### Written request
Records follow. Pull out every line that contains "panel".

### Supplied data
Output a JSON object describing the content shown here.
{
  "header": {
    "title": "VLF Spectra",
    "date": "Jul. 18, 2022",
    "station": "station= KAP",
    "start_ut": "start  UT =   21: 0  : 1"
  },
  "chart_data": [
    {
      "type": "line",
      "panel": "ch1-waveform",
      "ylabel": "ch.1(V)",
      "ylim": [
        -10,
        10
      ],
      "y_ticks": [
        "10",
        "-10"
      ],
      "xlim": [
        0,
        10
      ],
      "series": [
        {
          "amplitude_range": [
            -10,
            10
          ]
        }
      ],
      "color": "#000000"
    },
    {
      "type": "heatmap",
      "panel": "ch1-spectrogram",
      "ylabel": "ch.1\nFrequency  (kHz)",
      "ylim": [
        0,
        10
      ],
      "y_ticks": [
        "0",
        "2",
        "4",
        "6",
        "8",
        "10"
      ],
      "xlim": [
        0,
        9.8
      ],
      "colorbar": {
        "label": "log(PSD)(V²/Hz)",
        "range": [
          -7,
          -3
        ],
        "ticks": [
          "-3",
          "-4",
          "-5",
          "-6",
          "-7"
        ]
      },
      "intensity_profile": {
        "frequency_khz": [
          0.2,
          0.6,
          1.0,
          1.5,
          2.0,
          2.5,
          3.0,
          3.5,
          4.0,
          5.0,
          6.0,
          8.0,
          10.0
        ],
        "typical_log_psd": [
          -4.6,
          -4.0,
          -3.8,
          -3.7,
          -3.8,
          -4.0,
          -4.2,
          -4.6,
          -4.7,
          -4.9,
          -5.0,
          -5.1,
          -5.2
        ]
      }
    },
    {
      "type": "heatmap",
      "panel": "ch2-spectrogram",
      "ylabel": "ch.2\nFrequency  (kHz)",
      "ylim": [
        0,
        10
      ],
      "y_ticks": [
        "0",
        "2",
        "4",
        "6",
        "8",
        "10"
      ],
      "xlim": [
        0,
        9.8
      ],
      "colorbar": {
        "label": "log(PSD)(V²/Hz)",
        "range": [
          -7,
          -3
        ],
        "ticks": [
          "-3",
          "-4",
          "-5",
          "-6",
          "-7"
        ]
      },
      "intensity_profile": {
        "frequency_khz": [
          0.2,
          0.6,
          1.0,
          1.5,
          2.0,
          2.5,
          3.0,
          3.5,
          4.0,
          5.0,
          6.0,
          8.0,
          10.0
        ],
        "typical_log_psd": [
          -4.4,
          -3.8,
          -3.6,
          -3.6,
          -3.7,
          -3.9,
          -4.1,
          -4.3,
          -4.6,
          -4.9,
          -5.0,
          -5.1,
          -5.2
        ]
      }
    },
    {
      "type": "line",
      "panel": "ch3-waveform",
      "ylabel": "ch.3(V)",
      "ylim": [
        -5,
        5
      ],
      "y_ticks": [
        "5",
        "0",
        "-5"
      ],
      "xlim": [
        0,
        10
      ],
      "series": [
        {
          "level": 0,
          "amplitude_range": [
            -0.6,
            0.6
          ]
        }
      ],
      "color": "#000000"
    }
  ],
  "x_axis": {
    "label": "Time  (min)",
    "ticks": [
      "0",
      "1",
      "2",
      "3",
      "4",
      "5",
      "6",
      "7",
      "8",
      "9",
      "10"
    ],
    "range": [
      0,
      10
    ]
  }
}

### Full answer
      "panel": "ch1-waveform",
      "panel": "ch1-spectrogram",
      "panel": "ch2-spectrogram",
      "panel": "ch3-waveform",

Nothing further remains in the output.